**WHAT YOU WILL DO:** What follows is a set of records; repeat all of them exactly.

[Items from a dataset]
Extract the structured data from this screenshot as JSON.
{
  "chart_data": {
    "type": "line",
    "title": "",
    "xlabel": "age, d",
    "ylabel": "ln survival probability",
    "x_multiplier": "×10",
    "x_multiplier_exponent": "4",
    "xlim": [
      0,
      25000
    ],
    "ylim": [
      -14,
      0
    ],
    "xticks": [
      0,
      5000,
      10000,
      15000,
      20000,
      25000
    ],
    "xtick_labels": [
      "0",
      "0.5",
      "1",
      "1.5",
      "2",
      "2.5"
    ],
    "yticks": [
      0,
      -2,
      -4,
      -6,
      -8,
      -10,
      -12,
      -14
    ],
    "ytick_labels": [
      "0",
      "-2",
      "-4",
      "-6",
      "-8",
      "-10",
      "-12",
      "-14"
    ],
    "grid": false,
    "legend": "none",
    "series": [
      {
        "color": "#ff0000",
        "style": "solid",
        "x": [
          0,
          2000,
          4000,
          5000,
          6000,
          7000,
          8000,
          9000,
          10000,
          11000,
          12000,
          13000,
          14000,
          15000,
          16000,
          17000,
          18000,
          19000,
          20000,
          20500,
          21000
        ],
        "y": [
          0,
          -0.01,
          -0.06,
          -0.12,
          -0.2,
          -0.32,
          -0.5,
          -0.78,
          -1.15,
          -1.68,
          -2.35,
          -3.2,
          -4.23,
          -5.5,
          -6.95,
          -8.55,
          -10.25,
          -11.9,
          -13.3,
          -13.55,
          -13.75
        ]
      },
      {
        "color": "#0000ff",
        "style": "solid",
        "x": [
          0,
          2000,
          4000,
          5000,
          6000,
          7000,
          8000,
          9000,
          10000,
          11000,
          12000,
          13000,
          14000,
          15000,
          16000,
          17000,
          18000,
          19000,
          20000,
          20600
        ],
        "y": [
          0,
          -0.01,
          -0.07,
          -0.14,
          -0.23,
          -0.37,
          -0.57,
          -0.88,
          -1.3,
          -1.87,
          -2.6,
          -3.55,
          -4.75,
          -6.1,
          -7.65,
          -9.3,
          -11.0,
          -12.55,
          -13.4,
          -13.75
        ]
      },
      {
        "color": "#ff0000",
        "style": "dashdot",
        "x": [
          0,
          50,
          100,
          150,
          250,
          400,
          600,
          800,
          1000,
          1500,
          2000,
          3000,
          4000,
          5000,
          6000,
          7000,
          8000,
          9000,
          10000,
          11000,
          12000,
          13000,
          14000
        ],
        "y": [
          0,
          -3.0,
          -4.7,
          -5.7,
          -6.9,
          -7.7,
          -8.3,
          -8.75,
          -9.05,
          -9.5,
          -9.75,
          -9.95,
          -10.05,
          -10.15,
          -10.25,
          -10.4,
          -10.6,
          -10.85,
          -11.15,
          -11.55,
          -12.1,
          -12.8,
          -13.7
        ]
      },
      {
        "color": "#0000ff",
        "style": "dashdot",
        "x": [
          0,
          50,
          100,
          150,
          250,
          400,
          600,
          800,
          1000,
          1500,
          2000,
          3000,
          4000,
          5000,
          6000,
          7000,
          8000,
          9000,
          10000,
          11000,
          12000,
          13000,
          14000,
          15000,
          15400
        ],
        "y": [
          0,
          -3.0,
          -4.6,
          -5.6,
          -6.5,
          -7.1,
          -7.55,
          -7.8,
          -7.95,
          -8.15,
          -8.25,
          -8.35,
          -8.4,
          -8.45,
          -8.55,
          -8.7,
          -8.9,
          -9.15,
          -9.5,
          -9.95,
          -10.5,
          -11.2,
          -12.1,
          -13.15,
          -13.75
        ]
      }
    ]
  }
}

**ANSWER FOR THE TASK:**
Extract the structured data from this screenshot as JSON.
{
  "chart_data": {
    "type": "line",
    "title": "",
    "xlabel": "age, d",
    "ylabel": "ln survival probability",
    "x_multiplier": "×10",
    "x_multiplier_exponent": "4",
    "xlim": [
      0,
      25000
    ],
    "ylim": [
      -14,
      0
    ],
    "xticks": [
      0,
      5000,
      10000,
      15000,
      20000,
      25000
    ],
    "xtick_labels": [
      "0",
      "0.5",
      "1",
      "1.5",
      "2",
      "2.5"
    ],
    "yticks": [
      0,
      -2,
      -4,
      -6,
      -8,
      -10,
      -12,
      -14
    ],
    "ytick_labels": [
      "0",
      "-2",
      "-4",
      "-6",
      "-8",
      "-10",
      "-12",
      "-14"
    ],
    "grid": false,
    "legend": "none",
    "series": [
      {
        "color": "#ff0000",
        "style": "solid",
        "x": [
          0,
          2000,
          4000,
          5000,
          6000,
          7000,
          8000,
          9000,
          10000,
          11000,
          12000,
          13000,
          14000,
          15000,
          16000,
          17000,
          18000,
          19000,
          20000,
          20500,
          21000
        ],
        "y": [
          0,
          -0.01,
          -0.06,
          -0.12,
          -0.2,
          -0.32,
          -0.5,
          -0.78,
          -1.15,
          -1.68,
          -2.35,
          -3.2,
          -4.23,
          -5.5,
          -6.95,
          -8.55,
          -10.25,
          -11.9,
          -13.3,
          -13.55,
          -13.75
        ]
      },
      {
        "color": "#0000ff",
        "style": "solid",
        "x": [
          0,
          2000,
          4000,
          5000,
          6000,
          7000,
          8000,
          9000,
          10000,
          11000,
          12000,
          13000,
          14000,
          15000,
          16000,
          17000,
          18000,
          19000,
          20000,
          20600
        ],
        "y": [
          0,
          -0.01,
          -0.07,
          -0.14,
          -0.23,
          -0.37,
          -0.57,
          -0.88,
          -1.3,
          -1.87,
          -2.6,
          -3.55,
          -4.75,
          -6.1,
          -7.65,
          -9.3,
          -11.0,
          -12.55,
          -13.4,
          -13.75
        ]
      },
      {
        "color": "#ff0000",
        "style": "dashdot",
        "x": [
          0,
          50,
          100,
          150,
          250,
          400,
          600,
          800,
          1000,
          1500,
          2000,
          3000,
          4000,
          5000,
          6000,
          7000,
          8000,
          9000,
          10000,
          11000,
          12000,
          13000,
          14000
        ],
        "y": [
          0,
          -3.0,
          -4.7,
          -5.7,
          -6.9,
          -7.7,
          -8.3,
          -8.75,
          -9.05,
          -9.5,
          -9.75,
          -9.95,
          -10.05,
          -10.15,
          -10.25,
          -10.4,
          -10.6,
          -10.85,
          -11.15,
          -11.55,
          -12.1,
          -12.8,
          -13.7
        ]
      },
      {
        "color": "#0000ff",
        "style": "dashdot",
        "x": [
          0,
          50,
          100,
          150,
          250,
          400,
          600,
          800,
          1000,
          1500,
          2000,
          3000,
          4000,
          5000,
          6000,
          7000,
          8000,
          9000,
          10000,
          11000,
          12000,
          13000,
          14000,
          15000,
          15400
        ],
        "y": [
          0,
          -3.0,
          -4.6,
          -5.6,
          -6.5,
          -7.1,
          -7.55,
          -7.8,
          -7.95,
          -8.15,
          -8.25,
          -8.35,
          -8.4,
          -8.45,
          -8.55,
          -8.7,
          -8.9,
          -9.15,
          -9.5,
          -9.95,
          -10.5,
          -11.2,
          -12.1,
          -13.15,
          -13.75
        ]
      }
    ]
  }
}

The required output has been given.